Data excerpts
◆ ◆ ◆ ◆ ◆

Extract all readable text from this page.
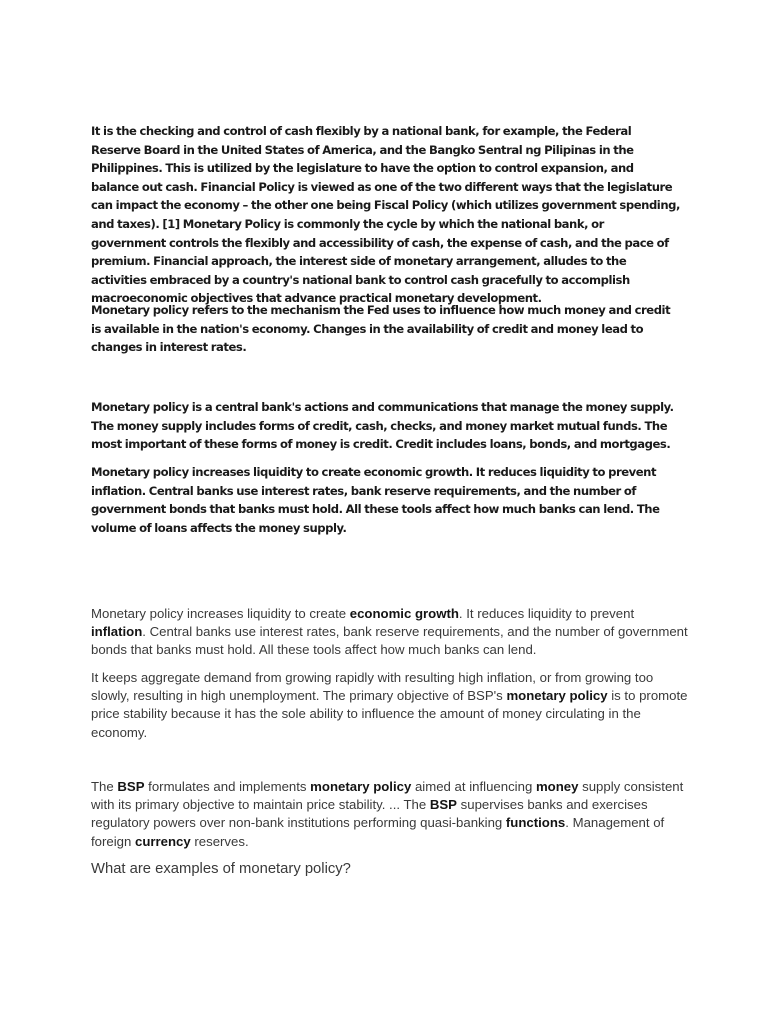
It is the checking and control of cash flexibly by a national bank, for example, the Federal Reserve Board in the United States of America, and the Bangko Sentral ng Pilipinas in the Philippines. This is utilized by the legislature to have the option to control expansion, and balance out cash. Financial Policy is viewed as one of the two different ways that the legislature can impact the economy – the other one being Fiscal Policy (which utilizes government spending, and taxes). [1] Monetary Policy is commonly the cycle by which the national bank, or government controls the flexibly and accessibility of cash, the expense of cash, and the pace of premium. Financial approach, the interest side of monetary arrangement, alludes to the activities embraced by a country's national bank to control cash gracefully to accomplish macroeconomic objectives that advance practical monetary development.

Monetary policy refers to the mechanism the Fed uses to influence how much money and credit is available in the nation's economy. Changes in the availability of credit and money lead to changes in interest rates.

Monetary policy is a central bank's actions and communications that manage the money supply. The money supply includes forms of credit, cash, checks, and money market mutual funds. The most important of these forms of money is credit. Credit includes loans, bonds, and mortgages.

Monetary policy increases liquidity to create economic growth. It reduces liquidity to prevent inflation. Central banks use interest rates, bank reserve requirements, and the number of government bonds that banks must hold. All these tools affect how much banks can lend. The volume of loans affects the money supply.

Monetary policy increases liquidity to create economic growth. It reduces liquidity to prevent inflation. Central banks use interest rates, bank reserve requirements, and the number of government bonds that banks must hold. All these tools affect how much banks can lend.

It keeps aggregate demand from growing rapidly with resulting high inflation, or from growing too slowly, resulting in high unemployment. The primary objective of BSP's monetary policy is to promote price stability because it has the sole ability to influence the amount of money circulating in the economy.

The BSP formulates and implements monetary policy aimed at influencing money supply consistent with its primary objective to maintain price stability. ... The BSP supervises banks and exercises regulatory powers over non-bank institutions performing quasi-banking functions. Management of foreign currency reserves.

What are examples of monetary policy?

◆ ◆ ◆ ◆ ◆

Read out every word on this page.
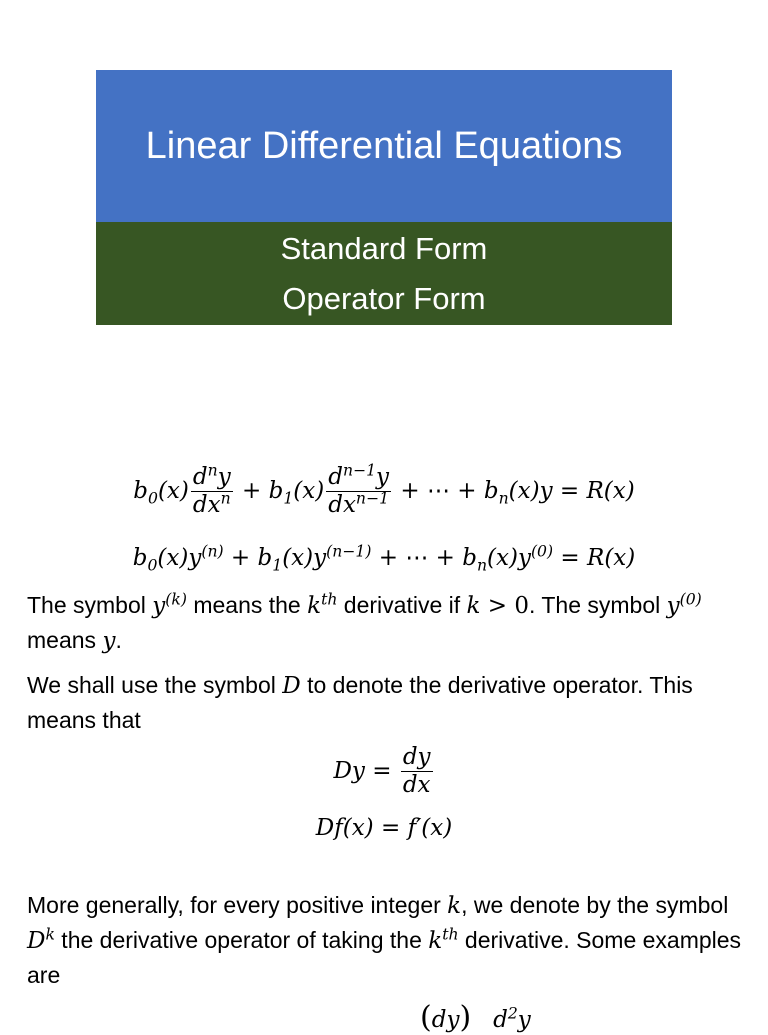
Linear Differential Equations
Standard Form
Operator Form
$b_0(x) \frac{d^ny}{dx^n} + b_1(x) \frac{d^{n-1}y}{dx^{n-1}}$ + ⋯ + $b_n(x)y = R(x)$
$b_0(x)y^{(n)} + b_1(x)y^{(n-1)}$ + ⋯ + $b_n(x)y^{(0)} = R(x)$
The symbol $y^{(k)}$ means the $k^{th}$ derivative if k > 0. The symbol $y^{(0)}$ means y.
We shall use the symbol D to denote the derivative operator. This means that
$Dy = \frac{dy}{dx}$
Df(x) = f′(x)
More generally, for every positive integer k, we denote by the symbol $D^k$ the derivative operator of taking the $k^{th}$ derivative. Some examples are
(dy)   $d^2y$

◆ ◆ ◆ ◆ ◆

From the listing above, copy all lines holding the word "rates".

ANSWER IN FULL
Monetary policy refers to the mechanism the Fed uses to influence how much money and credit is available in the nation's economy. Changes in the availability of credit and money lead to changes in interest rates.
Monetary policy increases liquidity to create economic growth. It reduces liquidity to prevent inflation. Central banks use interest rates, bank reserve requirements, and the number of government bonds that banks must hold. All these tools affect how much banks can lend. The volume of loans affects the money supply.
Monetary policy increases liquidity to create economic growth. It reduces liquidity to prevent inflation. Central banks use interest rates, bank reserve requirements, and the number of government bonds that banks must hold. All these tools affect how much banks can lend.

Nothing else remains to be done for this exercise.